━━━ EXERCISE INPUTS ━━━

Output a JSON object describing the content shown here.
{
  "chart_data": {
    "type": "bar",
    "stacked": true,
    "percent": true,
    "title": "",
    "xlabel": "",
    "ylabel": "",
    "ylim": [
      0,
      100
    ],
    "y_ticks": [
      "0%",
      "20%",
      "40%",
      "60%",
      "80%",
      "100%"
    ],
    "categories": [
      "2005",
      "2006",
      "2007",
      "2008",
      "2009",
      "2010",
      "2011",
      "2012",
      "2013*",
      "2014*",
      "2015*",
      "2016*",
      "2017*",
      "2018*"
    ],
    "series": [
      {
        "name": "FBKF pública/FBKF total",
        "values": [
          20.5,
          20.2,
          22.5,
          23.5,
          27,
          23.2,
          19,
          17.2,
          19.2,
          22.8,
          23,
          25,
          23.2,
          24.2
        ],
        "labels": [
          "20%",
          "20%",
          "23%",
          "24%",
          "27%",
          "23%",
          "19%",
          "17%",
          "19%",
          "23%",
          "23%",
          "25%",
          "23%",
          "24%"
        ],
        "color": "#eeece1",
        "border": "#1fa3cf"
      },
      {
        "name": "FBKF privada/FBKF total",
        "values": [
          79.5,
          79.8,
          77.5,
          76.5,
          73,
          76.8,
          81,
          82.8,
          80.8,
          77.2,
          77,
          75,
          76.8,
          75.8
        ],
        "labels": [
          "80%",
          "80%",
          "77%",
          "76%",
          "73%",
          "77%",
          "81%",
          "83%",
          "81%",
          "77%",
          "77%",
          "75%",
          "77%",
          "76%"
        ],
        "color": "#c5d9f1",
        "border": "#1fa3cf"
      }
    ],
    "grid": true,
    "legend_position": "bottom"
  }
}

━━━

### AIM OF THE EXERCISE
Which lines of the data include "name"? Copy each of them.

### REPLY TO THE TASK
        "name": "FBKF pública/FBKF total",
        "name": "FBKF privada/FBKF total",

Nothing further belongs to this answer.